*PROBLEM*. Reproduce all of the records exactly.

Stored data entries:
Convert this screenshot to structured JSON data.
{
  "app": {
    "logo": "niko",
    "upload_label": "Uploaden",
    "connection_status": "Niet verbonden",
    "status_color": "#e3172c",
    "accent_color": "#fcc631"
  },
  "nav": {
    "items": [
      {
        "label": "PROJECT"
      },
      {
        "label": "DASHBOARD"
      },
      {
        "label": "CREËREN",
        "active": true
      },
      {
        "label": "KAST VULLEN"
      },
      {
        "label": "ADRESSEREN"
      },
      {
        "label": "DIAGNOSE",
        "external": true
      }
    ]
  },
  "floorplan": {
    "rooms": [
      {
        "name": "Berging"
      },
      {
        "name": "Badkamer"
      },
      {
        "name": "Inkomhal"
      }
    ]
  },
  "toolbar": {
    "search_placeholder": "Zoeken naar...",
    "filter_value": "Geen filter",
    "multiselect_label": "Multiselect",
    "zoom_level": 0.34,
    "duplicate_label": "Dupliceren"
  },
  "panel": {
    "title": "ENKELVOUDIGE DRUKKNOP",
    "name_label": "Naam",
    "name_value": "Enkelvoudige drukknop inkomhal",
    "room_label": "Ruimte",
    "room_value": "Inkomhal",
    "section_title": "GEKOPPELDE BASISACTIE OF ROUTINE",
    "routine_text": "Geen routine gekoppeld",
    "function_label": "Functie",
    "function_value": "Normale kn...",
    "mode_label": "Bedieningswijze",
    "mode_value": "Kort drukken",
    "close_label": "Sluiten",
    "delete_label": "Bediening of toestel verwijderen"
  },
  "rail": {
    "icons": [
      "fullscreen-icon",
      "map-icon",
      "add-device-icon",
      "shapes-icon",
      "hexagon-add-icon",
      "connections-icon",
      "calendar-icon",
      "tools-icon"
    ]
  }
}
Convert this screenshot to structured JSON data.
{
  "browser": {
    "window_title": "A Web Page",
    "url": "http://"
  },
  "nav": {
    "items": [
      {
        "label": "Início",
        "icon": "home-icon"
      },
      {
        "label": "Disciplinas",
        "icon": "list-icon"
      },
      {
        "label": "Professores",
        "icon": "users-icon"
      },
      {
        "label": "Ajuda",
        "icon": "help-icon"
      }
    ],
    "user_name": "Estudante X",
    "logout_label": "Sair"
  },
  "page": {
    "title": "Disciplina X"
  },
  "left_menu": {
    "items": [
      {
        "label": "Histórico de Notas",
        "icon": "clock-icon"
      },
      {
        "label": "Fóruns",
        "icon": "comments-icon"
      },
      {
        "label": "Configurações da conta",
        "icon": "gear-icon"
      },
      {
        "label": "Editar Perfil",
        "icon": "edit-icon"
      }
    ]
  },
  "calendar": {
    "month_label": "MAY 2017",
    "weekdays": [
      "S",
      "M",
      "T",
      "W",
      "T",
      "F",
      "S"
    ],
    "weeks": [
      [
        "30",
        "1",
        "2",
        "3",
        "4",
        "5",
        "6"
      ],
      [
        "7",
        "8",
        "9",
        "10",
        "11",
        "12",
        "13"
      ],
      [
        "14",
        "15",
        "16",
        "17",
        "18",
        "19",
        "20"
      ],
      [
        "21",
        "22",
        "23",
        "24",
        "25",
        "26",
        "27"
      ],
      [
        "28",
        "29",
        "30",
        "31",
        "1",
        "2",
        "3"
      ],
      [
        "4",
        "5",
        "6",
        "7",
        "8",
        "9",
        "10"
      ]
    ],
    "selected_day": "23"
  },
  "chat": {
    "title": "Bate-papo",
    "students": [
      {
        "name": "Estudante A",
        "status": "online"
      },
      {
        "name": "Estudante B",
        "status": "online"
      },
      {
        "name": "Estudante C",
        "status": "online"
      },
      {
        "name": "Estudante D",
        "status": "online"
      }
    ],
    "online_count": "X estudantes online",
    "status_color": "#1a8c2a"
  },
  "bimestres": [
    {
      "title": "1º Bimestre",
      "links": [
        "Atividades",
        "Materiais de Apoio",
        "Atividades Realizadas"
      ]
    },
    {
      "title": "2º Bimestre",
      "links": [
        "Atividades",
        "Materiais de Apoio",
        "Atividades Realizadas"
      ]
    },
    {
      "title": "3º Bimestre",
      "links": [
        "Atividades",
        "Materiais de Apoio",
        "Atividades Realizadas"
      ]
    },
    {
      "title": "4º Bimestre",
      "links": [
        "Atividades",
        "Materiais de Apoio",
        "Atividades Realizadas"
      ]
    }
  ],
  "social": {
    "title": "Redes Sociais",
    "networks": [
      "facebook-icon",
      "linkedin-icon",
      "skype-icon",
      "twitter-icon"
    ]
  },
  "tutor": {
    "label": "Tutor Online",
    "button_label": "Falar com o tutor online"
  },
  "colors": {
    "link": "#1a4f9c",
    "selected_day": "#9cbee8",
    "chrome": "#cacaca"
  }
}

*ANSWER TO THIS PROBLEM*.
Convert this screenshot to structured JSON data.
{
  "app": {
    "logo": "niko",
    "upload_label": "Uploaden",
    "connection_status": "Niet verbonden",
    "status_color": "#e3172c",
    "accent_color": "#fcc631"
  },
  "nav": {
    "items": [
      {
        "label": "PROJECT"
      },
      {
        "label": "DASHBOARD"
      },
      {
        "label": "CREËREN",
        "active": true
      },
      {
        "label": "KAST VULLEN"
      },
      {
        "label": "ADRESSEREN"
      },
      {
        "label": "DIAGNOSE",
        "external": true
      }
    ]
  },
  "floorplan": {
    "rooms": [
      {
        "name": "Berging"
      },
      {
        "name": "Badkamer"
      },
      {
        "name": "Inkomhal"
      }
    ]
  },
  "toolbar": {
    "search_placeholder": "Zoeken naar...",
    "filter_value": "Geen filter",
    "multiselect_label": "Multiselect",
    "zoom_level": 0.34,
    "duplicate_label": "Dupliceren"
  },
  "panel": {
    "title": "ENKELVOUDIGE DRUKKNOP",
    "name_label": "Naam",
    "name_value": "Enkelvoudige drukknop inkomhal",
    "room_label": "Ruimte",
    "room_value": "Inkomhal",
    "section_title": "GEKOPPELDE BASISACTIE OF ROUTINE",
    "routine_text": "Geen routine gekoppeld",
    "function_label": "Functie",
    "function_value": "Normale kn...",
    "mode_label": "Bedieningswijze",
    "mode_value": "Kort drukken",
    "close_label": "Sluiten",
    "delete_label": "Bediening of toestel verwijderen"
  },
  "rail": {
    "icons": [
      "fullscreen-icon",
      "map-icon",
      "add-device-icon",
      "shapes-icon",
      "hexagon-add-icon",
      "connections-icon",
      "calendar-icon",
      "tools-icon"
    ]
  }
}
Convert this screenshot to structured JSON data.
{
  "browser": {
    "window_title": "A Web Page",
    "url": "http://"
  },
  "nav": {
    "items": [
      {
        "label": "Início",
        "icon": "home-icon"
      },
      {
        "label": "Disciplinas",
        "icon": "list-icon"
      },
      {
        "label": "Professores",
        "icon": "users-icon"
      },
      {
        "label": "Ajuda",
        "icon": "help-icon"
      }
    ],
    "user_name": "Estudante X",
    "logout_label": "Sair"
  },
  "page": {
    "title": "Disciplina X"
  },
  "left_menu": {
    "items": [
      {
        "label": "Histórico de Notas",
        "icon": "clock-icon"
      },
      {
        "label": "Fóruns",
        "icon": "comments-icon"
      },
      {
        "label": "Configurações da conta",
        "icon": "gear-icon"
      },
      {
        "label": "Editar Perfil",
        "icon": "edit-icon"
      }
    ]
  },
  "calendar": {
    "month_label": "MAY 2017",
    "weekdays": [
      "S",
      "M",
      "T",
      "W",
      "T",
      "F",
      "S"
    ],
    "weeks": [
      [
        "30",
        "1",
        "2",
        "3",
        "4",
        "5",
        "6"
      ],
      [
        "7",
        "8",
        "9",
        "10",
        "11",
        "12",
        "13"
      ],
      [
        "14",
        "15",
        "16",
        "17",
        "18",
        "19",
        "20"
      ],
      [
        "21",
        "22",
        "23",
        "24",
        "25",
        "26",
        "27"
      ],
      [
        "28",
        "29",
        "30",
        "31",
        "1",
        "2",
        "3"
      ],
      [
        "4",
        "5",
        "6",
        "7",
        "8",
        "9",
        "10"
      ]
    ],
    "selected_day": "23"
  },
  "chat": {
    "title": "Bate-papo",
    "students": [
      {
        "name": "Estudante A",
        "status": "online"
      },
      {
        "name": "Estudante B",
        "status": "online"
      },
      {
        "name": "Estudante C",
        "status": "online"
      },
      {
        "name": "Estudante D",
        "status": "online"
      }
    ],
    "online_count": "X estudantes online",
    "status_color": "#1a8c2a"
  },
  "bimestres": [
    {
      "title": "1º Bimestre",
      "links": [
        "Atividades",
        "Materiais de Apoio",
        "Atividades Realizadas"
      ]
    },
    {
      "title": "2º Bimestre",
      "links": [
        "Atividades",
        "Materiais de Apoio",
        "Atividades Realizadas"
      ]
    },
    {
      "title": "3º Bimestre",
      "links": [
        "Atividades",
        "Materiais de Apoio",
        "Atividades Realizadas"
      ]
    },
    {
      "title": "4º Bimestre",
      "links": [
        "Atividades",
        "Materiais de Apoio",
        "Atividades Realizadas"
      ]
    }
  ],
  "social": {
    "title": "Redes Sociais",
    "networks": [
      "facebook-icon",
      "linkedin-icon",
      "skype-icon",
      "twitter-icon"
    ]
  },
  "tutor": {
    "label": "Tutor Online",
    "button_label": "Falar com o tutor online"
  },
  "colors": {
    "link": "#1a4f9c",
    "selected_day": "#9cbee8",
    "chrome": "#cacaca"
  }
}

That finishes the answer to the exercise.